_Short exercise_: Search the records for the word "JSON" and report each line that has it.

_Data provided_:
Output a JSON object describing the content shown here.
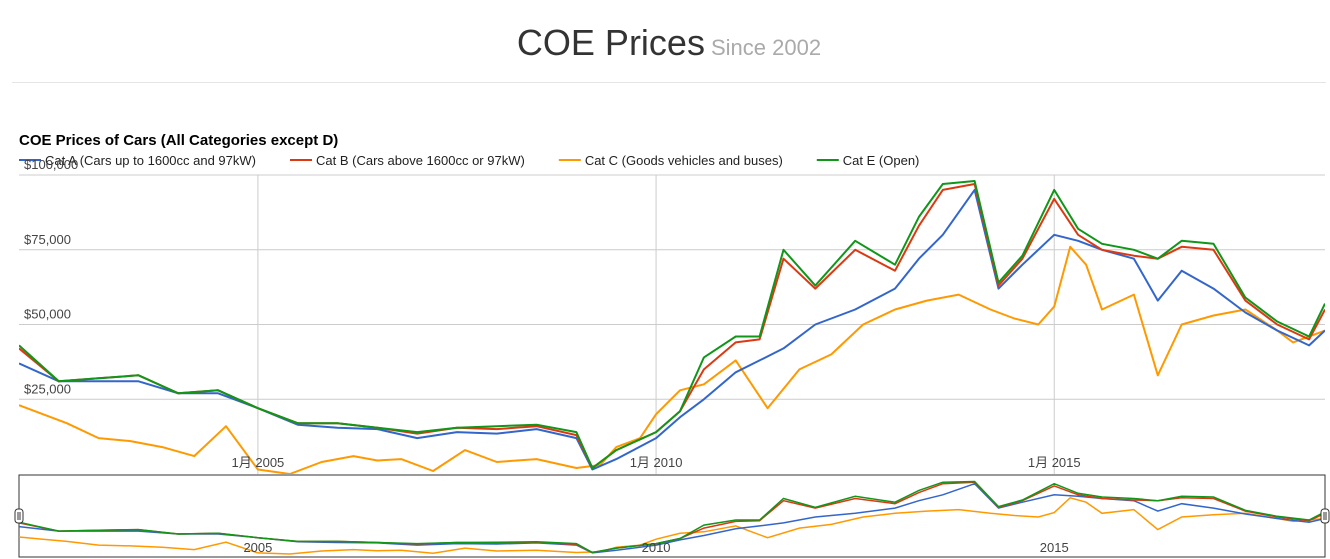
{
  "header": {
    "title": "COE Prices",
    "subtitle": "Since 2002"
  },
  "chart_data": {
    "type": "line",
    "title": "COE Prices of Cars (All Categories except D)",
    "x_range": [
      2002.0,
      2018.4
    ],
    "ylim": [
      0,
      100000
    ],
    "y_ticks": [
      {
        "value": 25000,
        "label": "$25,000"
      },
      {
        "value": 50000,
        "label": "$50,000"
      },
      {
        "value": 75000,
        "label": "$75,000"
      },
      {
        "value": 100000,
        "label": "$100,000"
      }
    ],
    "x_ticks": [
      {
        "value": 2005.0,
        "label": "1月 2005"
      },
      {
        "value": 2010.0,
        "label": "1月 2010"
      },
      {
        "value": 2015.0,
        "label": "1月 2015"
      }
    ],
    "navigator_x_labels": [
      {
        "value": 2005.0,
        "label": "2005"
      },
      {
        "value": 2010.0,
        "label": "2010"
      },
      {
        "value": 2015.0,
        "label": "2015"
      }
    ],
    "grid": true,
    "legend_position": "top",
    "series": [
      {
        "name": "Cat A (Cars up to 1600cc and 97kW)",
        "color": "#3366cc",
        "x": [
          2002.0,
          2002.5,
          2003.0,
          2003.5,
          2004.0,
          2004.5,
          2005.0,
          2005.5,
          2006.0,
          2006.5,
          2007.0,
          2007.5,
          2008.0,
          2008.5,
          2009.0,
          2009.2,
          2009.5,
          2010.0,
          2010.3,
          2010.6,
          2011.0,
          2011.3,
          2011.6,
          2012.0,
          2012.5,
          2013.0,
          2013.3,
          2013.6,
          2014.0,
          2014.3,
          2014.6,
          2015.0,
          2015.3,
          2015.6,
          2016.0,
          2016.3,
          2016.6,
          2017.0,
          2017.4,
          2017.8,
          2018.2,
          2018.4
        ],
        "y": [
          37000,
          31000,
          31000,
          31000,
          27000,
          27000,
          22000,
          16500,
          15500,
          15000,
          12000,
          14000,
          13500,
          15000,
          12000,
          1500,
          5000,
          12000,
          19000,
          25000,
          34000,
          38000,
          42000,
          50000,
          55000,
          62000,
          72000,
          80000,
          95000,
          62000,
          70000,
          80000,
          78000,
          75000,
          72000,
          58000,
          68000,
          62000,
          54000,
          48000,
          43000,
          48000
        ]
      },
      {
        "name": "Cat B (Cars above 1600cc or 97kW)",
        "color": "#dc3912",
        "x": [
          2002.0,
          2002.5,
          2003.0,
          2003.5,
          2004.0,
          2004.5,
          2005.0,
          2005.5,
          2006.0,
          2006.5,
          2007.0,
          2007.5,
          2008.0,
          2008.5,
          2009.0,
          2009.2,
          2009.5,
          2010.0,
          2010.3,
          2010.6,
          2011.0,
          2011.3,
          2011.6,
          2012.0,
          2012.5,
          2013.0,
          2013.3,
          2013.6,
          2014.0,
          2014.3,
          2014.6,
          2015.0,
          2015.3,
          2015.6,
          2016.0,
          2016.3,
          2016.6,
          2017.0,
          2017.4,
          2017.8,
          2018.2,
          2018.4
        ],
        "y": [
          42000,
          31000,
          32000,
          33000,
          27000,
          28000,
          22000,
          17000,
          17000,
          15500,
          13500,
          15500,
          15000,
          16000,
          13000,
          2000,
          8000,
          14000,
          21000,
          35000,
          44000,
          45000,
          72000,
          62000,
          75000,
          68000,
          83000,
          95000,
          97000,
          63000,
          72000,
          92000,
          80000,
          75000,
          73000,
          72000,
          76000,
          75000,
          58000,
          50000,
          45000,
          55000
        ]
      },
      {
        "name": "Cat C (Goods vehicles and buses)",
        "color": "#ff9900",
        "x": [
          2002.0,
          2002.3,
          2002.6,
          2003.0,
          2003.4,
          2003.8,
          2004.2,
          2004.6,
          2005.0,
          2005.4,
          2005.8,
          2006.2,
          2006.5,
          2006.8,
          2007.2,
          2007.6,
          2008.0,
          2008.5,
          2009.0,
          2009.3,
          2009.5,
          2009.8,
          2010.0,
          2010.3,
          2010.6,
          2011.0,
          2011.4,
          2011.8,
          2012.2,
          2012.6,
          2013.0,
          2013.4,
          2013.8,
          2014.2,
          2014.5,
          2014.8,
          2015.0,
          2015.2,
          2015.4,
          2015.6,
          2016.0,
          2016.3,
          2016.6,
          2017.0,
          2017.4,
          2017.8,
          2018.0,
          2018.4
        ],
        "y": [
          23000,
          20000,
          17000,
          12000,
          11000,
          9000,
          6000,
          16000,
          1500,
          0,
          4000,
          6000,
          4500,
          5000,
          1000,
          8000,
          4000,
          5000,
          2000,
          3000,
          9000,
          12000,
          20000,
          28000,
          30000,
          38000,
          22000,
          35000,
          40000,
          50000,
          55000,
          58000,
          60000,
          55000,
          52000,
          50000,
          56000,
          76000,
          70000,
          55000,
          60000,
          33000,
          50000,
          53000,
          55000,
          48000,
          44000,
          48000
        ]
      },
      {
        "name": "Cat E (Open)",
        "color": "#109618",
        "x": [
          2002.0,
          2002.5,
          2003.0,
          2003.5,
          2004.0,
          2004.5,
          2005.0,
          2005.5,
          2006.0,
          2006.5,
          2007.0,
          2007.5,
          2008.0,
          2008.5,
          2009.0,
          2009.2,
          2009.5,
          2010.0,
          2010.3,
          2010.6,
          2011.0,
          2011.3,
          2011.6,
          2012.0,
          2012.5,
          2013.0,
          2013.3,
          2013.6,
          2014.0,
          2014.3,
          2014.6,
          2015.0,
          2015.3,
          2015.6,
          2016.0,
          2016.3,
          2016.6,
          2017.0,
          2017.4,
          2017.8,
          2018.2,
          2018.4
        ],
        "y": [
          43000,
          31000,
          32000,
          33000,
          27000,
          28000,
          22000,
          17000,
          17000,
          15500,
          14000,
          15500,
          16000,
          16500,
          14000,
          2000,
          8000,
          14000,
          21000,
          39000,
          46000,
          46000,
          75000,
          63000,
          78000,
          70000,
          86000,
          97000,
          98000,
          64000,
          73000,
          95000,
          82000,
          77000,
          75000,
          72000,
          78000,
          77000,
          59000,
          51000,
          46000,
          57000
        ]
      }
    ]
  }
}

* * *

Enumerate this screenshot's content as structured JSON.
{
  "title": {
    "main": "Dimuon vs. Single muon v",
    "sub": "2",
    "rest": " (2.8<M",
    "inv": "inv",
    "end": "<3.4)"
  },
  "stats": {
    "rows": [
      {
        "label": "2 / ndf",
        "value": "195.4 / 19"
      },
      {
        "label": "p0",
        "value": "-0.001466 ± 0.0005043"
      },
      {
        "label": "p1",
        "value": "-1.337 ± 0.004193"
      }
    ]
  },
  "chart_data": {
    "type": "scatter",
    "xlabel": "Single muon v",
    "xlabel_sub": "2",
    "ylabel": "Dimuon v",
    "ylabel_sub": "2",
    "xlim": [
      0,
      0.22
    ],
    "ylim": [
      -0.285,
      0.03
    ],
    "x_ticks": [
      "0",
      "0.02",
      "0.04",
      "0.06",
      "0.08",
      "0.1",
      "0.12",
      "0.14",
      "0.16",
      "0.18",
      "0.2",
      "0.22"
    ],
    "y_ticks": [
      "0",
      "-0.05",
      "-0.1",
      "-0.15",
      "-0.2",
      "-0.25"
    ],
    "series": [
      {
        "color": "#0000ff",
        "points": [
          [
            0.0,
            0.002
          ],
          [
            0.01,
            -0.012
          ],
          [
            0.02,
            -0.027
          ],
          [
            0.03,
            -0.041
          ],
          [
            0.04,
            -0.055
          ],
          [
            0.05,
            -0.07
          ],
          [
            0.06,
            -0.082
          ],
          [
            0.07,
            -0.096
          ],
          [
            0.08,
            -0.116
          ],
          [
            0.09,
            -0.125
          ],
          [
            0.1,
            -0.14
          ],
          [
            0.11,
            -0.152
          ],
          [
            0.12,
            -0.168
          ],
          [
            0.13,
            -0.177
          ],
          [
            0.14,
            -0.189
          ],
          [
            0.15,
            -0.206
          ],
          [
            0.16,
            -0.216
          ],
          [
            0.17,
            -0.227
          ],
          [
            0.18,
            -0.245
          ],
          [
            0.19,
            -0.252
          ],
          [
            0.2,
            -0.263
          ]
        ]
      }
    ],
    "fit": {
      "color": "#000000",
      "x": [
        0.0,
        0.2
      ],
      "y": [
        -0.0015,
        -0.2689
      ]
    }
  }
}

* * *

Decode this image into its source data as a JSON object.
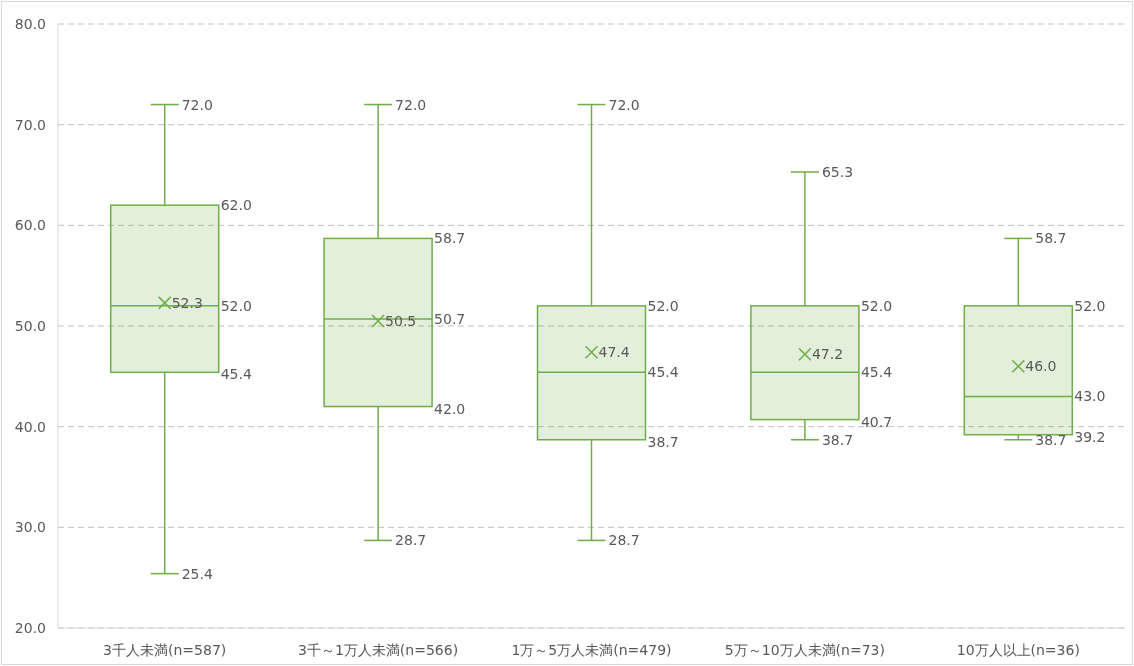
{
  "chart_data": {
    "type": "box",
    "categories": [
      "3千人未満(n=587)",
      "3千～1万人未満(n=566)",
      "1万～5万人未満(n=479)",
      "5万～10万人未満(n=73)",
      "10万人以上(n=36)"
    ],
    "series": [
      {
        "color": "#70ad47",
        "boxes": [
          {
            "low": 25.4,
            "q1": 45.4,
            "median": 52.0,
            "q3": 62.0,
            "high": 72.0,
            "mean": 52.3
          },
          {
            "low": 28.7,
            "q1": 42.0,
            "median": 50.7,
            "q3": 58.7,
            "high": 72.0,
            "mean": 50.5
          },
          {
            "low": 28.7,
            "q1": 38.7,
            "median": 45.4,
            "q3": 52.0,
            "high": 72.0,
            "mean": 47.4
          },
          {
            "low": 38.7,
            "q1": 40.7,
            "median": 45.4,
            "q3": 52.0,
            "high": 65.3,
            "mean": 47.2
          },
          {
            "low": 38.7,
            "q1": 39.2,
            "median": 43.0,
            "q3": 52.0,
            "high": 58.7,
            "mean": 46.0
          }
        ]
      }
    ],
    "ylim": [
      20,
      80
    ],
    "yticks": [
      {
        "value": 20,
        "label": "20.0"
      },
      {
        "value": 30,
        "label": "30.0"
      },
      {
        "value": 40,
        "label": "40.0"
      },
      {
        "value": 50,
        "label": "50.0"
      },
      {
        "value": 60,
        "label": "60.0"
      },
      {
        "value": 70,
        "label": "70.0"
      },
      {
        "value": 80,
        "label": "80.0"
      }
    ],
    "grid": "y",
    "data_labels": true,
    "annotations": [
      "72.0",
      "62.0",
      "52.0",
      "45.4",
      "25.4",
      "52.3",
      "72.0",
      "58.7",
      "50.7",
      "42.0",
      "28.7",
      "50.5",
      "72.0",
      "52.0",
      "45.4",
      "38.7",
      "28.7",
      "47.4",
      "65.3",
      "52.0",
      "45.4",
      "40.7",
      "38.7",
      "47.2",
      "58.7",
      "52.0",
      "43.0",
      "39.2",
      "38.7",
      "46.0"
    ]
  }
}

_Result_:
Output a JSON object describing the content shown here.
Enumerate this screenshot's content as structured JSON.
Decode this image into its source data as a JSON object.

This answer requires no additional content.